WORK TO BE COMPLETED: Select every line below containing the word "true".

----------------------------------------

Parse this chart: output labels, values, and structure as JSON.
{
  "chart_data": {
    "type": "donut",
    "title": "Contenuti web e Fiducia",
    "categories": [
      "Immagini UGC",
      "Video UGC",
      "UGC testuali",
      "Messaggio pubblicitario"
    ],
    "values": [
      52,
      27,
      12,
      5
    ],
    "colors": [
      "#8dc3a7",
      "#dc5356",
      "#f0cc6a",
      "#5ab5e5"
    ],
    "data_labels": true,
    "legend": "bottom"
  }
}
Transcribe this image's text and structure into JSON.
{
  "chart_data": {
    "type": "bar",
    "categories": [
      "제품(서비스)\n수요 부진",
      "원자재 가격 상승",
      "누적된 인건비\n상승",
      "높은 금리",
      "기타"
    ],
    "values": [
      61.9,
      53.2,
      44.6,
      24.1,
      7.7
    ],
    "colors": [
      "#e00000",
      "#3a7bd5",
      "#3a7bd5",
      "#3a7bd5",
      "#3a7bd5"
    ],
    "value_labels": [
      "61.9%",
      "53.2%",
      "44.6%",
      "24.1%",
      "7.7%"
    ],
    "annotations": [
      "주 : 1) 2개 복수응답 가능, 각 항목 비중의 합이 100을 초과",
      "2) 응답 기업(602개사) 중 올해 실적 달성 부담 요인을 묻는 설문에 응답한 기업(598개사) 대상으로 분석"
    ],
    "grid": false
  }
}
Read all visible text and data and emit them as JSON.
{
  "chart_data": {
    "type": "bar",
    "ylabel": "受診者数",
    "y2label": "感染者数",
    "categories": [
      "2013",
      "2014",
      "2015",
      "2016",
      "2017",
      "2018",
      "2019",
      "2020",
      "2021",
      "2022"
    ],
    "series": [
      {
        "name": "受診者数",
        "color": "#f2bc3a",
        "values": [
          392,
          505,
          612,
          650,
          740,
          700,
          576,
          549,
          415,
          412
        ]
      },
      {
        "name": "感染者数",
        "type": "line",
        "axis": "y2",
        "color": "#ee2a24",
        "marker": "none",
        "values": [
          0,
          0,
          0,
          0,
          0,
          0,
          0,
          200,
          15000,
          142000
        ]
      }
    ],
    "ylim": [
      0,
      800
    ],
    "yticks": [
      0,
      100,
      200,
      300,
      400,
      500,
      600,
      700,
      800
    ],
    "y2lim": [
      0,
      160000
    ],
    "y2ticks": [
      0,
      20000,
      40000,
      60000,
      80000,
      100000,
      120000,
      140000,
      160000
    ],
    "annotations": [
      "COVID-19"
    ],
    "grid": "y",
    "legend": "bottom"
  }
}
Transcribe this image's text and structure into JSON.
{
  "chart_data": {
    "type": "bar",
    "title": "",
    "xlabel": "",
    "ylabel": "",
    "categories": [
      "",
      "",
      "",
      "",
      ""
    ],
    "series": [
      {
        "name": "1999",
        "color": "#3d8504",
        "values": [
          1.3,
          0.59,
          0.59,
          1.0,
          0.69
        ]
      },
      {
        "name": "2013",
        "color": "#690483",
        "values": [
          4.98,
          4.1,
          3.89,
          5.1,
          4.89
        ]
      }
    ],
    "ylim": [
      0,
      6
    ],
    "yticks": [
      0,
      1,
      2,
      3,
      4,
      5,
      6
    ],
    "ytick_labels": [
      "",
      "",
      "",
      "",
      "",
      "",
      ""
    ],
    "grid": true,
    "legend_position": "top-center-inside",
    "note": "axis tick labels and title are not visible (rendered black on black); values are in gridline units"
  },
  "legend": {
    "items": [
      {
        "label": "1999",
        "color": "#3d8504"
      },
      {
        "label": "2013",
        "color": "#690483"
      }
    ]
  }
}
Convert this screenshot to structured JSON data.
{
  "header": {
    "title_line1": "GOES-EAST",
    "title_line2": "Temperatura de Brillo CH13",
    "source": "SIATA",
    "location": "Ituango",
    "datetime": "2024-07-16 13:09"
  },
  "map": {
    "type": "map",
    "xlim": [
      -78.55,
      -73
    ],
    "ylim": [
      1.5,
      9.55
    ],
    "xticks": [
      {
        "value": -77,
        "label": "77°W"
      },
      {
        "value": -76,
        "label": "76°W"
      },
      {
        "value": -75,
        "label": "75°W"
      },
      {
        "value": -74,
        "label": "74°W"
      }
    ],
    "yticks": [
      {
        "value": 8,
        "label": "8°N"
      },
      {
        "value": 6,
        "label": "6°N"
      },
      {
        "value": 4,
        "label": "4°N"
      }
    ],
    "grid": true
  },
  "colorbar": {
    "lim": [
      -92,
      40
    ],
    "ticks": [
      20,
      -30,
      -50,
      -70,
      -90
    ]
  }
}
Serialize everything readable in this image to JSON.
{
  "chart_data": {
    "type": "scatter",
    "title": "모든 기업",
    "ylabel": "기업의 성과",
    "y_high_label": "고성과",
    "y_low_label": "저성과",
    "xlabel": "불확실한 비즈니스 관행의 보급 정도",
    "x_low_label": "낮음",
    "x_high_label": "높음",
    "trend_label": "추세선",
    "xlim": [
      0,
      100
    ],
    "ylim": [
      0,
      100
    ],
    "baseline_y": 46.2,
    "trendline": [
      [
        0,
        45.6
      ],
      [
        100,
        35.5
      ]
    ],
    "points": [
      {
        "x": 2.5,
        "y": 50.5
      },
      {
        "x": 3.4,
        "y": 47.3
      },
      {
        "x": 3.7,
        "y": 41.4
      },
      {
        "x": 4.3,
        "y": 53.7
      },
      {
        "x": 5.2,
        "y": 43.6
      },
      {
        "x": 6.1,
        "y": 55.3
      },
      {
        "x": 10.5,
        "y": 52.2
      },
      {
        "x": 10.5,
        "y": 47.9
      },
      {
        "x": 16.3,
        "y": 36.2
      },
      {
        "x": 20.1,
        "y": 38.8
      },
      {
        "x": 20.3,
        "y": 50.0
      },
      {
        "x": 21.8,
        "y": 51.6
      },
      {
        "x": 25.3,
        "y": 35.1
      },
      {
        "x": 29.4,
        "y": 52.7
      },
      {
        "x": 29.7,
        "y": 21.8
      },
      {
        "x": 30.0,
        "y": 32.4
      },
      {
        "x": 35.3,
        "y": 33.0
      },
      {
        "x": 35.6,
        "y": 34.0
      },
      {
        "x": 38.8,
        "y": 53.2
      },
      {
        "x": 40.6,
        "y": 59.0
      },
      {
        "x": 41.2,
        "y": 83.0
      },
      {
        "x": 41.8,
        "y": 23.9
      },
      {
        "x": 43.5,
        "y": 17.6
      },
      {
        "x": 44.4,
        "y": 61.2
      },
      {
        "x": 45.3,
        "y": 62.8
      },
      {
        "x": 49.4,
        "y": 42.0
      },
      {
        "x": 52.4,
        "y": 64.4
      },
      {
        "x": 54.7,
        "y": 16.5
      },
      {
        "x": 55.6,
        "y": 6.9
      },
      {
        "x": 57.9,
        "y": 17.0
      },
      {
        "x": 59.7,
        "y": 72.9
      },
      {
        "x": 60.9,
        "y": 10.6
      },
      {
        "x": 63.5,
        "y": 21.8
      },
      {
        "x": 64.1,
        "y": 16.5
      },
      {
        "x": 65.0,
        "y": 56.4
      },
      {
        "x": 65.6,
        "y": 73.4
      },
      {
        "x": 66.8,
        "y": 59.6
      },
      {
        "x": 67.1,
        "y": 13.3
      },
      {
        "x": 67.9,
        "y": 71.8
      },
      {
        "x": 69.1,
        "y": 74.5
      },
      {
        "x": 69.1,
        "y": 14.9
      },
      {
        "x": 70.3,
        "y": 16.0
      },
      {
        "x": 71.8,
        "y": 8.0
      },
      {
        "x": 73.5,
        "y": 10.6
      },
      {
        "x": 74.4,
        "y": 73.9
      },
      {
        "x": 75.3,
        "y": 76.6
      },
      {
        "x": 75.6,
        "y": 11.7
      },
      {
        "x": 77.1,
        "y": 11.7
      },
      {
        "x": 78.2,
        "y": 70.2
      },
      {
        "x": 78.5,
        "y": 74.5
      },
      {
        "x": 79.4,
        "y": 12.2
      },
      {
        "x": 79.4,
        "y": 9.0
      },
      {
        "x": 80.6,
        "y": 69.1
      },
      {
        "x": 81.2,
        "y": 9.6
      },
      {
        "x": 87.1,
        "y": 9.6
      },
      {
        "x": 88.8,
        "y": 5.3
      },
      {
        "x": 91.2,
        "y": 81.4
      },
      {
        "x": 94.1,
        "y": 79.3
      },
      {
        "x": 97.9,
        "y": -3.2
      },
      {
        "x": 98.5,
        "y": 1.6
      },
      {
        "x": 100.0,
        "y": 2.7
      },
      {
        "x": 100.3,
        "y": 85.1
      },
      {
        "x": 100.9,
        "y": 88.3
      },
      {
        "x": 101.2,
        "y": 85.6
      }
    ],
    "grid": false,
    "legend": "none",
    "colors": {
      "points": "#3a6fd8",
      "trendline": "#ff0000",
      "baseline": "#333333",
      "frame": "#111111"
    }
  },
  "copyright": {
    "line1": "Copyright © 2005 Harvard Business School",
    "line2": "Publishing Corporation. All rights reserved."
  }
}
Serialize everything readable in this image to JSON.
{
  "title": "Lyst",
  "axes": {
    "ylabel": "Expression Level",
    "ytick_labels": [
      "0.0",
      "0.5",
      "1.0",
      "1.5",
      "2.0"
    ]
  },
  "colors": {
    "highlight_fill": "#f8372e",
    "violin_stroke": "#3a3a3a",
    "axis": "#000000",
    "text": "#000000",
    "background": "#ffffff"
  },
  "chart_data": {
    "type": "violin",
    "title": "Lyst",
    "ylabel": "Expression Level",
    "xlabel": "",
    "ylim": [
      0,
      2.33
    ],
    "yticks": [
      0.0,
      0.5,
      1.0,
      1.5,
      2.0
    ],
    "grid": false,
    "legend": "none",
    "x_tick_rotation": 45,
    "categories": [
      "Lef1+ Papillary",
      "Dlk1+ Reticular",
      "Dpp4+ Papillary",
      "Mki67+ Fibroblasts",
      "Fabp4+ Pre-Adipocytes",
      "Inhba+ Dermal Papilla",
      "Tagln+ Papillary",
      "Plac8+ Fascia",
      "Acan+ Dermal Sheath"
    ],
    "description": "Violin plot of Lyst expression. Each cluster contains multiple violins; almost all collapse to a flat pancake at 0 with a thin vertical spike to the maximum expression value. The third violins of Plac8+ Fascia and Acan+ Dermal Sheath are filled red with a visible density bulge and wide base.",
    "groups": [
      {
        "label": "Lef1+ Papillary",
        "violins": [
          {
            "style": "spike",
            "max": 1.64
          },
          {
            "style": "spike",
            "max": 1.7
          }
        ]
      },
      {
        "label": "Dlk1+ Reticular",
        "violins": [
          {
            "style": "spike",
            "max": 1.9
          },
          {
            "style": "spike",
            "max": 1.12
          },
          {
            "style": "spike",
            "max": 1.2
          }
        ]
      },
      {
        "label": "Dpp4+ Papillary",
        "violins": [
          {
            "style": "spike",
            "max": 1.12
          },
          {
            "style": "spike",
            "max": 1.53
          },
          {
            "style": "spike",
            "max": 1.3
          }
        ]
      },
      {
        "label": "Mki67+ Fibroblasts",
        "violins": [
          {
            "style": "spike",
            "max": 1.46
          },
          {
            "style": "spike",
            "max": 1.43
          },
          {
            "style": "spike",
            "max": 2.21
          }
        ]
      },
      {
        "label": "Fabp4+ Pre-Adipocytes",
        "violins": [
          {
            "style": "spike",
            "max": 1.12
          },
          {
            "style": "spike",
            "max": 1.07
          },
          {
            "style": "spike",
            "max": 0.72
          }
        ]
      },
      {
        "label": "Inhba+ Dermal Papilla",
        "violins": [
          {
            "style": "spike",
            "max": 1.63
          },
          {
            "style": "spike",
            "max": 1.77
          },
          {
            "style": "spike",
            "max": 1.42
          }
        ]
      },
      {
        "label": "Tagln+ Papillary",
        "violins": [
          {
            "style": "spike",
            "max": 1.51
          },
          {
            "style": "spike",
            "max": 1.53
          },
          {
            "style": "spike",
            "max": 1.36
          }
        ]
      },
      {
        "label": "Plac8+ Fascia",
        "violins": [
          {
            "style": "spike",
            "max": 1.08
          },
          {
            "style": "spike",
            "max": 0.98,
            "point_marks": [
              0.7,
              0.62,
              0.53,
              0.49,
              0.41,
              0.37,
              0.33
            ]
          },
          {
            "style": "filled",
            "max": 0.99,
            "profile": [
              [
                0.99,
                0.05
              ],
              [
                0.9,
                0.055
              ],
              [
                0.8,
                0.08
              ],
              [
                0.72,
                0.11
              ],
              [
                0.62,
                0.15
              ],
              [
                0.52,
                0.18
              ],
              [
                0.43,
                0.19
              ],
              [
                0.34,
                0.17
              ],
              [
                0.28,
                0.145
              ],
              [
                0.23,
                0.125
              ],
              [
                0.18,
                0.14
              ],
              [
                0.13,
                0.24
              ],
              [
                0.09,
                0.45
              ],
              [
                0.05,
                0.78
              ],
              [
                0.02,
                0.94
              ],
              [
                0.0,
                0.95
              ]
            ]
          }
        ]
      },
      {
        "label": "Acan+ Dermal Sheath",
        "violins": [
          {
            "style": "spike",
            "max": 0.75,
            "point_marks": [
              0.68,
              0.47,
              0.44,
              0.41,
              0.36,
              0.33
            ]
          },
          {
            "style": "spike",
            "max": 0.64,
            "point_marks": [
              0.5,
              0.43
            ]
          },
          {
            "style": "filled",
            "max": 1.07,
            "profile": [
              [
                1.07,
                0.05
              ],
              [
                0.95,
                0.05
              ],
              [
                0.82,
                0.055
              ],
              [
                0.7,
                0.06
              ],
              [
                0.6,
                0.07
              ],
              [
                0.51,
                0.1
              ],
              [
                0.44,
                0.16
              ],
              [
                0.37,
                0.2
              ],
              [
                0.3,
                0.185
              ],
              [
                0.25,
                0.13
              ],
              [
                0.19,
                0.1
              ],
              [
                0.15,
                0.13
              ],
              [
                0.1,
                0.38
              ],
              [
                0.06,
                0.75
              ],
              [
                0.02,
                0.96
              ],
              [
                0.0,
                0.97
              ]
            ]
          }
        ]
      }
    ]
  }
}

----------------------------------------

RESULT OF THIS TASK:
    "data_labels": true,
    "grid": true,
    "grid": true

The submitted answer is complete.